WHAT TO PRODUCE: Below is a listing; write it out exactly and drop any images from it.

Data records
— begin —

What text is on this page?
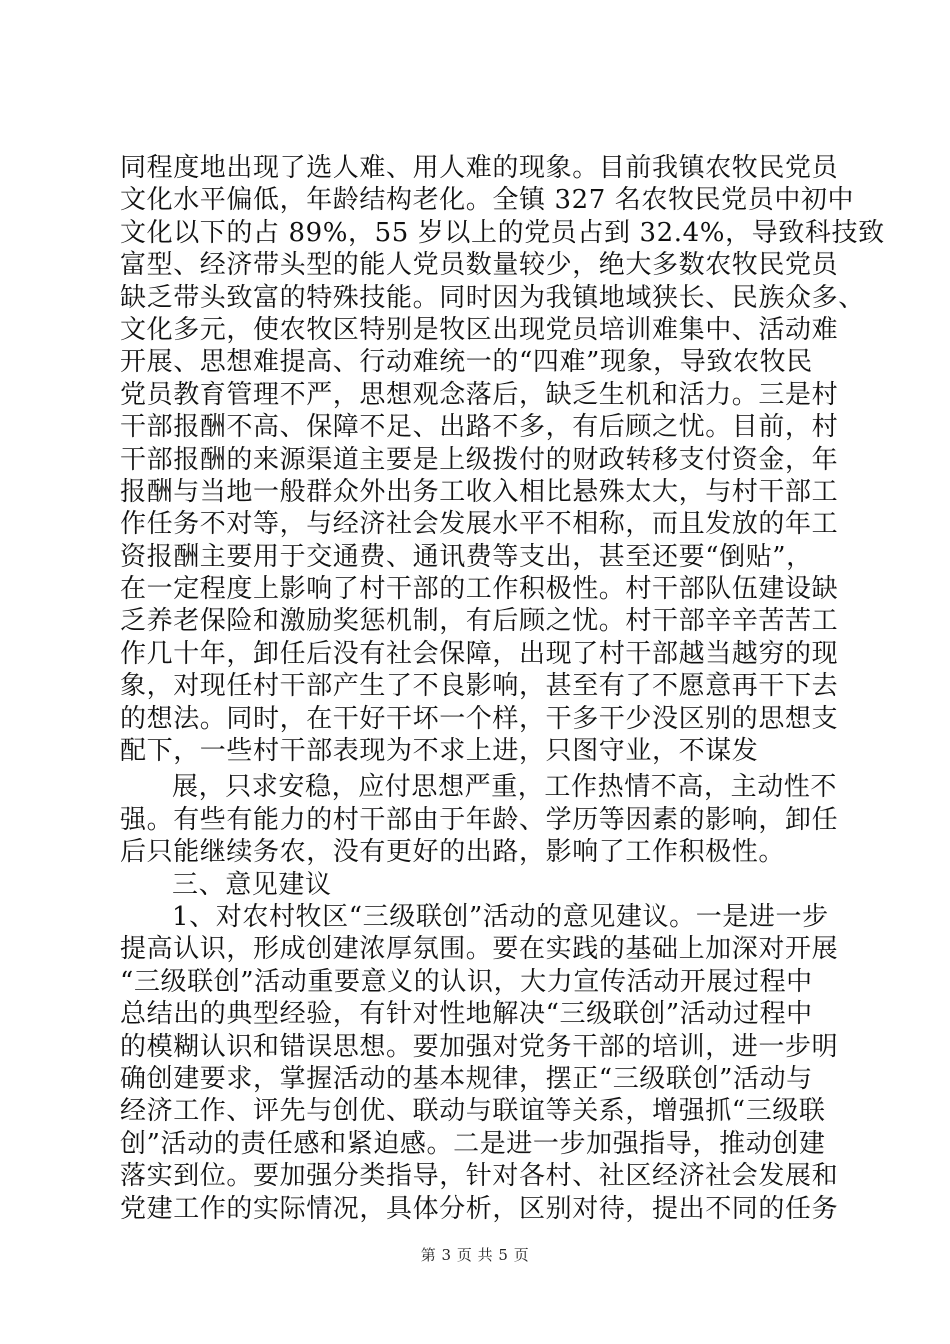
同程度地出现了选人难、用人难的现象。目前我镇农牧民党员
文化水平偏低，年龄结构老化。全镇 327 名农牧民党员中初中
文化以下的占 89%，55 岁以上的党员占到 32.4%，导致科技致
富型、经济带头型的能人党员数量较少，绝大多数农牧民党员
缺乏带头致富的特殊技能。同时因为我镇地域狭长、民族众多、
文化多元，使农牧区特别是牧区出现党员培训难集中、活动难
开展、思想难提高、行动难统一的“四难”现象，导致农牧民
党员教育管理不严，思想观念落后，缺乏生机和活力。三是村
干部报酬不高、保障不足、出路不多，有后顾之忧。目前，村
干部报酬的来源渠道主要是上级拨付的财政转移支付资金，年
报酬与当地一般群众外出务工收入相比悬殊太大，与村干部工
作任务不对等，与经济社会发展水平不相称，而且发放的年工
资报酬主要用于交通费、通讯费等支出，甚至还要“倒贴”，
在一定程度上影响了村干部的工作积极性。村干部队伍建设缺
乏养老保险和激励奖惩机制，有后顾之忧。村干部辛辛苦苦工
作几十年，卸任后没有社会保障，出现了村干部越当越穷的现
象，对现任村干部产生了不良影响，甚至有了不愿意再干下去
的想法。同时，在干好干坏一个样，干多干少没区别的思想支
配下，一些村干部表现为不求上进，只图守业，不谋发
展，只求安稳，应付思想严重，工作热情不高，主动性不
强。有些有能力的村干部由于年龄、学历等因素的影响，卸任
后只能继续务农，没有更好的出路，影响了工作积极性。
三、意见建议
1、对农村牧区“三级联创”活动的意见建议。一是进一步
提高认识，形成创建浓厚氛围。要在实践的基础上加深对开展
“三级联创”活动重要意义的认识，大力宣传活动开展过程中
总结出的典型经验，有针对性地解决“三级联创”活动过程中
的模糊认识和错误思想。要加强对党务干部的培训，进一步明
确创建要求，掌握活动的基本规律，摆正“三级联创”活动与
经济工作、评先与创优、联动与联谊等关系，增强抓“三级联
创”活动的责任感和紧迫感。二是进一步加强指导，推动创建
落实到位。要加强分类指导，针对各村、社区经济社会发展和
党建工作的实际情况，具体分析，区别对待，提出不同的任务
第 3 页 共 5 页
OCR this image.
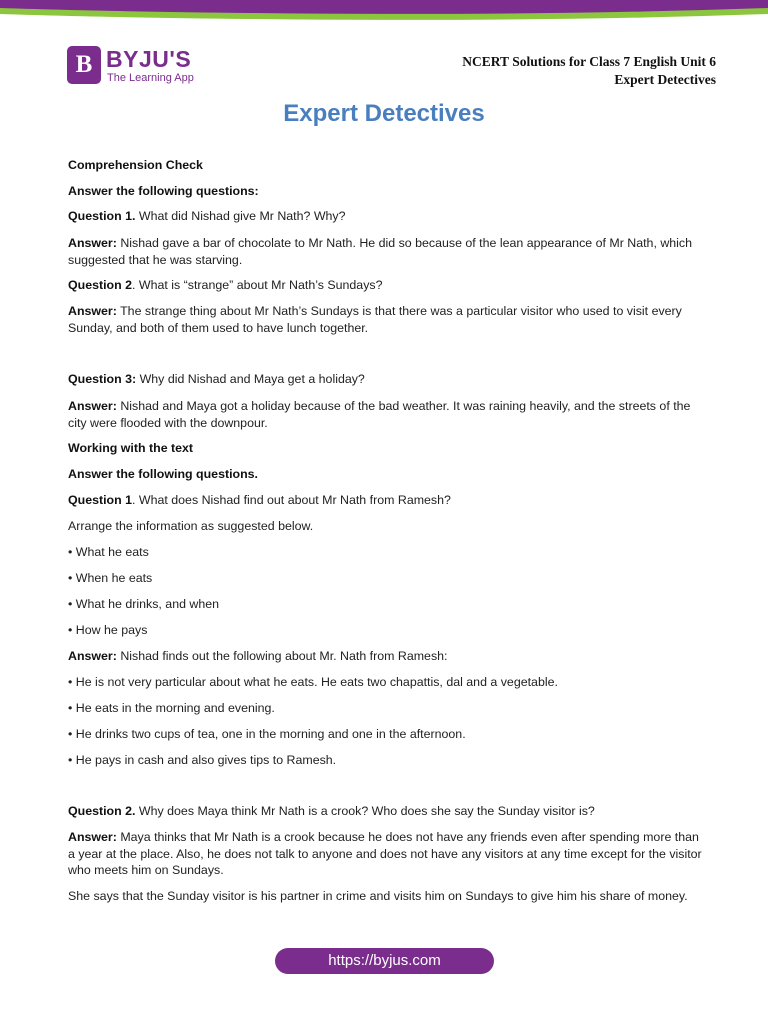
B BYJU'S
The Learning App
NCERT Solutions for Class 7 English Unit 6
Expert Detectives
Expert Detectives

Comprehension Check

Answer the following questions:

Question 1. What did Nishad give Mr Nath? Why?

Answer: Nishad gave a bar of chocolate to Mr Nath. He did so because of the lean appearance of Mr Nath, which suggested that he was starving.

Question 2. What is “strange” about Mr Nath’s Sundays?

Answer: The strange thing about Mr Nath’s Sundays is that there was a particular visitor who used to visit every Sunday, and both of them used to have lunch together.

Question 3: Why did Nishad and Maya get a holiday?

Answer: Nishad and Maya got a holiday because of the bad weather. It was raining heavily, and the streets of the city were flooded with the downpour.

Working with the text

Answer the following questions.

Question 1. What does Nishad find out about Mr Nath from Ramesh?

Arrange the information as suggested below.

• What he eats

• When he eats

• What he drinks, and when

• How he pays

Answer: Nishad finds out the following about Mr. Nath from Ramesh:

• He is not very particular about what he eats. He eats two chapattis, dal and a vegetable.

• He eats in the morning and evening.

• He drinks two cups of tea, one in the morning and one in the afternoon.

• He pays in cash and also gives tips to Ramesh.

Question 2. Why does Maya think Mr Nath is a crook? Who does she say the Sunday visitor is?

Answer: Maya thinks that Mr Nath is a crook because he does not have any friends even after spending more than a year at the place. Also, he does not talk to anyone and does not have any visitors at any time except for the visitor who meets him on Sundays.

She says that the Sunday visitor is his partner in crime and visits him on Sundays to give him his share of money.

https://byjus.com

— end —

RESULT OF THE EXERCISE:
What text is on this page?
同程度地出现了选人难、用人难的现象。目前我镇农牧民党员
文化水平偏低，年龄结构老化。全镇 327 名农牧民党员中初中
文化以下的占 89%，55 岁以上的党员占到 32.4%，导致科技致
富型、经济带头型的能人党员数量较少，绝大多数农牧民党员
缺乏带头致富的特殊技能。同时因为我镇地域狭长、民族众多、
文化多元，使农牧区特别是牧区出现党员培训难集中、活动难
开展、思想难提高、行动难统一的“四难”现象，导致农牧民
党员教育管理不严，思想观念落后，缺乏生机和活力。三是村
干部报酬不高、保障不足、出路不多，有后顾之忧。目前，村
干部报酬的来源渠道主要是上级拨付的财政转移支付资金，年
报酬与当地一般群众外出务工收入相比悬殊太大，与村干部工
作任务不对等，与经济社会发展水平不相称，而且发放的年工
资报酬主要用于交通费、通讯费等支出，甚至还要“倒贴”，
在一定程度上影响了村干部的工作积极性。村干部队伍建设缺
乏养老保险和激励奖惩机制，有后顾之忧。村干部辛辛苦苦工
作几十年，卸任后没有社会保障，出现了村干部越当越穷的现
象，对现任村干部产生了不良影响，甚至有了不愿意再干下去
的想法。同时，在干好干坏一个样，干多干少没区别的思想支
配下，一些村干部表现为不求上进，只图守业，不谋发
展，只求安稳，应付思想严重，工作热情不高，主动性不
强。有些有能力的村干部由于年龄、学历等因素的影响，卸任
后只能继续务农，没有更好的出路，影响了工作积极性。
三、意见建议
1、对农村牧区“三级联创”活动的意见建议。一是进一步
提高认识，形成创建浓厚氛围。要在实践的基础上加深对开展
“三级联创”活动重要意义的认识，大力宣传活动开展过程中
总结出的典型经验，有针对性地解决“三级联创”活动过程中
的模糊认识和错误思想。要加强对党务干部的培训，进一步明
确创建要求，掌握活动的基本规律，摆正“三级联创”活动与
经济工作、评先与创优、联动与联谊等关系，增强抓“三级联
创”活动的责任感和紧迫感。二是进一步加强指导，推动创建
落实到位。要加强分类指导，针对各村、社区经济社会发展和
党建工作的实际情况，具体分析，区别对待，提出不同的任务
第 3 页 共 5 页
OCR this image.
B BYJU'S
The Learning App
NCERT Solutions for Class 7 English Unit 6
Expert Detectives
Expert Detectives

Comprehension Check

Answer the following questions:

Question 1. What did Nishad give Mr Nath? Why?

Answer: Nishad gave a bar of chocolate to Mr Nath. He did so because of the lean appearance of Mr Nath, which suggested that he was starving.

Question 2. What is “strange” about Mr Nath’s Sundays?

Answer: The strange thing about Mr Nath’s Sundays is that there was a particular visitor who used to visit every Sunday, and both of them used to have lunch together.

Question 3: Why did Nishad and Maya get a holiday?

Answer: Nishad and Maya got a holiday because of the bad weather. It was raining heavily, and the streets of the city were flooded with the downpour.

Working with the text

Answer the following questions.

Question 1. What does Nishad find out about Mr Nath from Ramesh?

Arrange the information as suggested below.

• What he eats

• When he eats

• What he drinks, and when

• How he pays

Answer: Nishad finds out the following about Mr. Nath from Ramesh:

• He is not very particular about what he eats. He eats two chapattis, dal and a vegetable.

• He eats in the morning and evening.

• He drinks two cups of tea, one in the morning and one in the afternoon.

• He pays in cash and also gives tips to Ramesh.

Question 2. Why does Maya think Mr Nath is a crook? Who does she say the Sunday visitor is?

Answer: Maya thinks that Mr Nath is a crook because he does not have any friends even after spending more than a year at the place. Also, he does not talk to anyone and does not have any visitors at any time except for the visitor who meets him on Sundays.

She says that the Sunday visitor is his partner in crime and visits him on Sundays to give him his share of money.

https://byjus.com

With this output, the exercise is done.